## REQUEST
From the data that follows, copy every line holding the string "Gerry".

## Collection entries
════════════════
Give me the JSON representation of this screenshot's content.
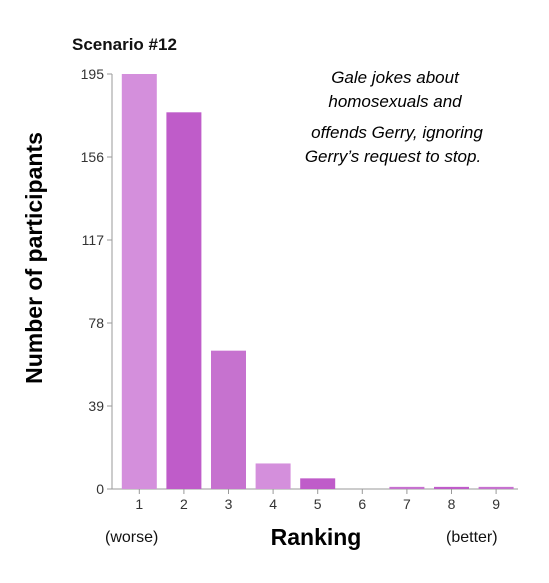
{
  "chart_data": {
    "type": "bar",
    "title": "Scenario #12",
    "annotation": [
      "Gale jokes about",
      "homosexuals and",
      "offends Gerry, ignoring",
      "Gerry’s request to stop."
    ],
    "ylabel": "Number of participants",
    "xlabel": "Ranking",
    "x_left_note": "(worse)",
    "x_right_note": "(better)",
    "categories": [
      "1",
      "2",
      "3",
      "4",
      "5",
      "6",
      "7",
      "8",
      "9"
    ],
    "values": [
      195,
      177,
      65,
      12,
      5,
      0,
      1,
      1,
      1
    ],
    "yticks": [
      "0",
      "39",
      "78",
      "117",
      "156",
      "195"
    ],
    "ylim": [
      0,
      195
    ],
    "grid": false,
    "bar_colors": [
      "#d48fdc",
      "#bf5cc9",
      "#c672cf",
      "#d48fdc",
      "#bf5cc9",
      "#d48fdc",
      "#c672cf",
      "#bf5cc9",
      "#c672cf"
    ]
  }
}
════════════════
## RESPONSE
      "offends Gerry, ignoring",
      "Gerry’s request to stop."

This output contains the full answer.